### Collected data
>> begin

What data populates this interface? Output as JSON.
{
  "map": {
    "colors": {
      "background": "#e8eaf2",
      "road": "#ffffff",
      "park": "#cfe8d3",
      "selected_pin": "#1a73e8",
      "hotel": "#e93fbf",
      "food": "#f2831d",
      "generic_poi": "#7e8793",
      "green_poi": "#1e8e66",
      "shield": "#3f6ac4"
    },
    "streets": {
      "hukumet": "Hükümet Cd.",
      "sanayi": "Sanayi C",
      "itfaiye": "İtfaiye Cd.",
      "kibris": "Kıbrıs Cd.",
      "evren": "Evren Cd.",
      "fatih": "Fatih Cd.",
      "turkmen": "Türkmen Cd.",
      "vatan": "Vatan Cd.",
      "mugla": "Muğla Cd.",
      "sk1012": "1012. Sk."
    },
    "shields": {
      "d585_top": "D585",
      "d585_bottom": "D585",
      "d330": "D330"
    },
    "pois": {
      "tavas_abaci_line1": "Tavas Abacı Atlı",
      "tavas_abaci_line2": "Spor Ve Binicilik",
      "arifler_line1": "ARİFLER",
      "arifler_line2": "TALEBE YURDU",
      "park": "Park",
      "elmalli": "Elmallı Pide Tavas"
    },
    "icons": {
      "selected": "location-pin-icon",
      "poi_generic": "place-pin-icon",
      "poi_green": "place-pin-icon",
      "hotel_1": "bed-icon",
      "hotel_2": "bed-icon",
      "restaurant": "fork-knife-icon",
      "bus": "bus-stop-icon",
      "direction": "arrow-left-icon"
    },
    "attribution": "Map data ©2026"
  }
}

>> end

### Task brief
Your task is to retype all the records above with nothing left out.

### Task answer
What data populates this interface? Output as JSON.
{
  "map": {
    "colors": {
      "background": "#e8eaf2",
      "road": "#ffffff",
      "park": "#cfe8d3",
      "selected_pin": "#1a73e8",
      "hotel": "#e93fbf",
      "food": "#f2831d",
      "generic_poi": "#7e8793",
      "green_poi": "#1e8e66",
      "shield": "#3f6ac4"
    },
    "streets": {
      "hukumet": "Hükümet Cd.",
      "sanayi": "Sanayi C",
      "itfaiye": "İtfaiye Cd.",
      "kibris": "Kıbrıs Cd.",
      "evren": "Evren Cd.",
      "fatih": "Fatih Cd.",
      "turkmen": "Türkmen Cd.",
      "vatan": "Vatan Cd.",
      "mugla": "Muğla Cd.",
      "sk1012": "1012. Sk."
    },
    "shields": {
      "d585_top": "D585",
      "d585_bottom": "D585",
      "d330": "D330"
    },
    "pois": {
      "tavas_abaci_line1": "Tavas Abacı Atlı",
      "tavas_abaci_line2": "Spor Ve Binicilik",
      "arifler_line1": "ARİFLER",
      "arifler_line2": "TALEBE YURDU",
      "park": "Park",
      "elmalli": "Elmallı Pide Tavas"
    },
    "icons": {
      "selected": "location-pin-icon",
      "poi_generic": "place-pin-icon",
      "poi_green": "place-pin-icon",
      "hotel_1": "bed-icon",
      "hotel_2": "bed-icon",
      "restaurant": "fork-knife-icon",
      "bus": "bus-stop-icon",
      "direction": "arrow-left-icon"
    },
    "attribution": "Map data ©2026"
  }
}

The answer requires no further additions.